### Work to complete
Reproduce the data verbatim, from its first line through the line containing "svg-text:60%: 60% bbox=[29, 373, 52, 385]", both included.

### Listed records
******
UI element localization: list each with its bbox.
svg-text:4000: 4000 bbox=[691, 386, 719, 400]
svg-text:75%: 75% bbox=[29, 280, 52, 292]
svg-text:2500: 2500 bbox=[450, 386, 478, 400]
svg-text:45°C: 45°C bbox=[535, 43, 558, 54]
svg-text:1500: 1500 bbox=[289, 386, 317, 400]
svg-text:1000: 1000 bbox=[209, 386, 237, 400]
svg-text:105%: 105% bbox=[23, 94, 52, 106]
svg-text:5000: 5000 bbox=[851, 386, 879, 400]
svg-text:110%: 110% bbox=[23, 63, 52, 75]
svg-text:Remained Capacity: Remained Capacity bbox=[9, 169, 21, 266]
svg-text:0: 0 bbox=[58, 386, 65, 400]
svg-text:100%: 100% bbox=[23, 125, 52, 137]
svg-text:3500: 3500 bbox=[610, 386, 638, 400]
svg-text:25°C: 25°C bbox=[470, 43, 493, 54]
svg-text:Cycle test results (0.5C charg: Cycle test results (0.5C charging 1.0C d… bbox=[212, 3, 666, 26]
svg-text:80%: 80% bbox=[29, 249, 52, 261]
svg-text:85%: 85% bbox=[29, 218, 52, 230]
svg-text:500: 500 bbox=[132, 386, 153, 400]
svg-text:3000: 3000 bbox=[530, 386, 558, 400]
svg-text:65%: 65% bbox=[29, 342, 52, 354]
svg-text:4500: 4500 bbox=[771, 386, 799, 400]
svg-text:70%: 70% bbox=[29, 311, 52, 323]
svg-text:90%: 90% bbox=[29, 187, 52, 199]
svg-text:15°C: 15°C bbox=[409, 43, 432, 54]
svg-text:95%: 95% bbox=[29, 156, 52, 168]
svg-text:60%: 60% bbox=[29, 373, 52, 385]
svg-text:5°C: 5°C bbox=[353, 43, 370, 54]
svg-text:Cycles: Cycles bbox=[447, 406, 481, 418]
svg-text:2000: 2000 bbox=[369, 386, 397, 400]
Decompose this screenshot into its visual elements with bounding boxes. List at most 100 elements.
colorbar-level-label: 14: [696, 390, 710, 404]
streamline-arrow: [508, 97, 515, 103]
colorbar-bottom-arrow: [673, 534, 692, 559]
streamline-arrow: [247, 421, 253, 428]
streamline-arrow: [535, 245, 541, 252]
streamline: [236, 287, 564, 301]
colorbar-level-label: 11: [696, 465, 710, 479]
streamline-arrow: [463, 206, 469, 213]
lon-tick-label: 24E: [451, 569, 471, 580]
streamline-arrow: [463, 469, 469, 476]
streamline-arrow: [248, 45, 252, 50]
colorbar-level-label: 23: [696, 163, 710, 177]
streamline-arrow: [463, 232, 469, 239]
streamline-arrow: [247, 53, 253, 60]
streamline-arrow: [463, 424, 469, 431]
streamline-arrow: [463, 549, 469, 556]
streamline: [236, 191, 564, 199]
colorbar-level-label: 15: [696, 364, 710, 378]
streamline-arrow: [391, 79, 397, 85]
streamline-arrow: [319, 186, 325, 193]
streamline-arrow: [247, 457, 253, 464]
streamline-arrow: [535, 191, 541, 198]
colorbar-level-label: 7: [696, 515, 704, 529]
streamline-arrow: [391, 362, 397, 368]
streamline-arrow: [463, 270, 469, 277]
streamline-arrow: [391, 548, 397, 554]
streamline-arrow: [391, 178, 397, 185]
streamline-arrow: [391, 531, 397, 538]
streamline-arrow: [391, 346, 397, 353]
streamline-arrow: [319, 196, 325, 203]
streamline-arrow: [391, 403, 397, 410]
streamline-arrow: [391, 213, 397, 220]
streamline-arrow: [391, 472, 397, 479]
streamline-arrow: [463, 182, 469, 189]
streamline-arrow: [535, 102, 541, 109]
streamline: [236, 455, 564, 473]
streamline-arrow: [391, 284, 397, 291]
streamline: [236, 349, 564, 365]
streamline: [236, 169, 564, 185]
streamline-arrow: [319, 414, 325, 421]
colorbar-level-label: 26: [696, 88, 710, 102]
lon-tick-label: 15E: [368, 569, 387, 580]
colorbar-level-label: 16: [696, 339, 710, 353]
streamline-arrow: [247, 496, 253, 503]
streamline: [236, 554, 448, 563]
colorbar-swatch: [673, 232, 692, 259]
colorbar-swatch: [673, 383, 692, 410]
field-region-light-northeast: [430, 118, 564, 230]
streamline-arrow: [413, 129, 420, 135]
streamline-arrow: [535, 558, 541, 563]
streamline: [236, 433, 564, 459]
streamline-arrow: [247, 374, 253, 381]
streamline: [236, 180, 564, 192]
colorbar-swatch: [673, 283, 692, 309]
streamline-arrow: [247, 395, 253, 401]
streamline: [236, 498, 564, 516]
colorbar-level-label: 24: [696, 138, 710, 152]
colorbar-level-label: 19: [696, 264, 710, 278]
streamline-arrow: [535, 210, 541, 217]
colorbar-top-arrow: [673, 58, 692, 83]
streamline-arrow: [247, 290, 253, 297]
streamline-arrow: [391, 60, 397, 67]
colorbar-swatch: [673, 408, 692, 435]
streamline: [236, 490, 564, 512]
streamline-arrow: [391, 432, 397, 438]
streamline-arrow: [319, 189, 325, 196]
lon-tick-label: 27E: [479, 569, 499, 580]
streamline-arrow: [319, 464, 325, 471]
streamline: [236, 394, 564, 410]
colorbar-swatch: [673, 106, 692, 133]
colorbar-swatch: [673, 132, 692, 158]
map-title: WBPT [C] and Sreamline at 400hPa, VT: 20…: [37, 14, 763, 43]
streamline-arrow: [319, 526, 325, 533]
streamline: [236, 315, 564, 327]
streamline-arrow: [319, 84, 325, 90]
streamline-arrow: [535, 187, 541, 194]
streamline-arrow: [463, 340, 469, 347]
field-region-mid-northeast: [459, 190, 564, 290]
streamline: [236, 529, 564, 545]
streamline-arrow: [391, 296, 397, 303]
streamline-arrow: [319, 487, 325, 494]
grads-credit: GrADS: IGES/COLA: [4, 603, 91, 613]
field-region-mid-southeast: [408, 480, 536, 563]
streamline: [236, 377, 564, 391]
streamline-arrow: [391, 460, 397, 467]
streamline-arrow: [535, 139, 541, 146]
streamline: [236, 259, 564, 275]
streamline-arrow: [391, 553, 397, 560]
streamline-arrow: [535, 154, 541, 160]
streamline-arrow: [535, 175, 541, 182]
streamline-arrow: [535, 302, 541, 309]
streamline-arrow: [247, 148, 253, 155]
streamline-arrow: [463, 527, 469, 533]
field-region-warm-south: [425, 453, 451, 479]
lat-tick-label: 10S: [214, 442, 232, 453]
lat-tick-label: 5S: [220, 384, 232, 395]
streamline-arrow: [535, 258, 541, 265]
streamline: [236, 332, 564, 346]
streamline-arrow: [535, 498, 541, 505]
******
### Worked answer
UI element localization: list each with its bbox.
svg-text:4000: 4000 bbox=[691, 386, 719, 400]
svg-text:75%: 75% bbox=[29, 280, 52, 292]
svg-text:2500: 2500 bbox=[450, 386, 478, 400]
svg-text:45°C: 45°C bbox=[535, 43, 558, 54]
svg-text:1500: 1500 bbox=[289, 386, 317, 400]
svg-text:1000: 1000 bbox=[209, 386, 237, 400]
svg-text:105%: 105% bbox=[23, 94, 52, 106]
svg-text:5000: 5000 bbox=[851, 386, 879, 400]
svg-text:110%: 110% bbox=[23, 63, 52, 75]
svg-text:Remained Capacity: Remained Capacity bbox=[9, 169, 21, 266]
svg-text:0: 0 bbox=[58, 386, 65, 400]
svg-text:100%: 100% bbox=[23, 125, 52, 137]
svg-text:3500: 3500 bbox=[610, 386, 638, 400]
svg-text:25°C: 25°C bbox=[470, 43, 493, 54]
svg-text:Cycle test results (0.5C charg: Cycle test results (0.5C charging 1.0C d… bbox=[212, 3, 666, 26]
svg-text:80%: 80% bbox=[29, 249, 52, 261]
svg-text:85%: 85% bbox=[29, 218, 52, 230]
svg-text:500: 500 bbox=[132, 386, 153, 400]
svg-text:3000: 3000 bbox=[530, 386, 558, 400]
svg-text:65%: 65% bbox=[29, 342, 52, 354]
svg-text:4500: 4500 bbox=[771, 386, 799, 400]
svg-text:70%: 70% bbox=[29, 311, 52, 323]
svg-text:90%: 90% bbox=[29, 187, 52, 199]
svg-text:15°C: 15°C bbox=[409, 43, 432, 54]
svg-text:95%: 95% bbox=[29, 156, 52, 168]
svg-text:60%: 60% bbox=[29, 373, 52, 385]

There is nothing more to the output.